[[ Reading passage open ]]

If you are a WhatsApp user, then you must be know Jan Koum, a man behind the messaging app. He, along with his friend Brian Acton, founded WhatsApp in 2010 before it was eventually acquired by Facebook in 2014 to make Jan Koum a new billionaire from the the internet industry
Koum's life journey was never as easy we seen these days. Before got her success, Koum lived a tough life that we never knew. There is one thing that Koum really believe, he have to focus on one thing and concern on it to make it grow big. That thought put him to a place that he (may be) never imagined
WhatsApp is the biggest thing coming from Jan Koum's simple thought to focus on one idea. According to an article on WikiPedia, the messaging app had one billion users by February 2016. And sure, the number will always raising
If you are a fan of Jan Koum, then you have to understand Koum's thought by reading the following quotes from him
Do one thing, and do it well
We focus a lot on the quality of experience, speed, reliability. It’s not sexy from a lot of people’s perspective, it’s not glitzy in the feature set, but it’s what people come to rely on
Build a sustainable company that’s here for the next 100 years
No one wakes up excited to see more advertising, no one goes to sleep thinking about the ads they'll see tomorrow.
A lot of times, people start out with a lot of good ideas, but then they don't execute. They lose the purity of their vision. You end up running around in circles.

[[ Reading passage closed ]]

What you need to do:
#1 Decide whether each statement agrees with the passage on Jan Koum, answering yes or no and quoting the deciding words of the passage: (a) Koum and Brian Acton founded WhatsApp in 2010. (b) Facebook acquired WhatsApp in 2016. (c) The messaging app had one billion users by February 2016.
#2 Reproduce word for word the stretch of the passage on Jan Koum from "A lot of times, people" through "around in circles.".

[[ Recorded data open ]]

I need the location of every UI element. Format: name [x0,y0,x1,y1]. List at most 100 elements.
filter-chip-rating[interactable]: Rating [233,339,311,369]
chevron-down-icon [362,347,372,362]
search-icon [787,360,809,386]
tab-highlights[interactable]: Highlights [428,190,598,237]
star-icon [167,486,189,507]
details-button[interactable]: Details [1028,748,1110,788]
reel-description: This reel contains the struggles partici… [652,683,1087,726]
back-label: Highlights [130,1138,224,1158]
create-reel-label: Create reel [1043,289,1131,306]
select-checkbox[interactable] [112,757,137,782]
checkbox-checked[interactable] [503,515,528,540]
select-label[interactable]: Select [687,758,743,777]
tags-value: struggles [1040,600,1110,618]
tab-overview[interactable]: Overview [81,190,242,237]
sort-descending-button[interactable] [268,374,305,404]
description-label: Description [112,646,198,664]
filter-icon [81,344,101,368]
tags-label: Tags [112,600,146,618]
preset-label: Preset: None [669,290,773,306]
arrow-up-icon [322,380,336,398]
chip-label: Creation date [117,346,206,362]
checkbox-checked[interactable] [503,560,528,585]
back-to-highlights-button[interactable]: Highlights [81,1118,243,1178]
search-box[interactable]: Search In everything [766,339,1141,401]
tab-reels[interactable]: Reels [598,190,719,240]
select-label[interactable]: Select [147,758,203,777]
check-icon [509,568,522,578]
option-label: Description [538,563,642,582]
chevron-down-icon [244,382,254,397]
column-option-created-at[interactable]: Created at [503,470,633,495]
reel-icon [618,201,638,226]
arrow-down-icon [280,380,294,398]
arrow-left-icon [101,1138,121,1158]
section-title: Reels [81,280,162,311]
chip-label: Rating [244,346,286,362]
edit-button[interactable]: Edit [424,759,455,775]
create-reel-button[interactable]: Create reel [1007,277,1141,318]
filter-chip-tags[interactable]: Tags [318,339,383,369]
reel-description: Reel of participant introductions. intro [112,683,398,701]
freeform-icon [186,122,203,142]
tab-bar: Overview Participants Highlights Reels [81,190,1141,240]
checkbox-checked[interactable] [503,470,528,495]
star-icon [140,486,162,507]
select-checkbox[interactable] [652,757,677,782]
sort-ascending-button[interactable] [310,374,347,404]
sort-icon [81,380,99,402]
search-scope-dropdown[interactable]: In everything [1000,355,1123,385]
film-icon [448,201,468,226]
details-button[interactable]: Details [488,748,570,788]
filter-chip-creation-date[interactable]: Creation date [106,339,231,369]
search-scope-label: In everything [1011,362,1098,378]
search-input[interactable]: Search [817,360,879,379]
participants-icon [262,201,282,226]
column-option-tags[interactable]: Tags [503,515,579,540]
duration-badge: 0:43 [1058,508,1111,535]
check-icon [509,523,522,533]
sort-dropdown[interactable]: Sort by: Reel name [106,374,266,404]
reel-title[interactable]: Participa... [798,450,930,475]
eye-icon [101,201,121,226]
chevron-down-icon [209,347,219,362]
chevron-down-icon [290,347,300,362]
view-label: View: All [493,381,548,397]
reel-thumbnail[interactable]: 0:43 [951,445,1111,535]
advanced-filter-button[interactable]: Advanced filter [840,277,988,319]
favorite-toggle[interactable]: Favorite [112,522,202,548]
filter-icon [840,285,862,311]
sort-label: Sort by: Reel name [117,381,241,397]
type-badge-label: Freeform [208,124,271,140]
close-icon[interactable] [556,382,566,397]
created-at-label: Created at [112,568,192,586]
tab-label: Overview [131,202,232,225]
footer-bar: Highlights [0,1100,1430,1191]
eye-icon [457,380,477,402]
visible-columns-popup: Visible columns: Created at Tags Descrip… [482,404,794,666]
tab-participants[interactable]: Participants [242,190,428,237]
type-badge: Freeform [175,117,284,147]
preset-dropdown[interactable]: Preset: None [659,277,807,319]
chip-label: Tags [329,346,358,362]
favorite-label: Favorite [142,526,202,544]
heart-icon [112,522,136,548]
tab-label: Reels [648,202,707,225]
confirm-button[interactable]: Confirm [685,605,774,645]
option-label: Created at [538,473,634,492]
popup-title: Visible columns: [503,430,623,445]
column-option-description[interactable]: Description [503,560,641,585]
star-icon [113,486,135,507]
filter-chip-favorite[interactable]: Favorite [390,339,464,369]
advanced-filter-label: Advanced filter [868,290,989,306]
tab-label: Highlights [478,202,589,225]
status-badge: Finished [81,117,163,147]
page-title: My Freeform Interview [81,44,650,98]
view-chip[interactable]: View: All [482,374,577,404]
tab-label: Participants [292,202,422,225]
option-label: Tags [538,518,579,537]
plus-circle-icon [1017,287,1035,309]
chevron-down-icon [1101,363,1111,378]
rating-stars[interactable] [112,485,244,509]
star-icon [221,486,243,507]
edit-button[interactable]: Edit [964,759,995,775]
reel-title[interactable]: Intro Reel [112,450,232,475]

[[ Recorded data closed ]]

Answers for the tasks:
#1
(a) Yes: "He, along with his friend Brian Acton, founded WhatsApp in 2010"
(b) No: "eventually acquired by Facebook in 2014"
(c) Yes: "the messaging app had one billion users by February 2016"

#2
A lot of times, people start out with a lot of good ideas, but then they don't execute. They lose the purity of their vision. You end up running around in circles.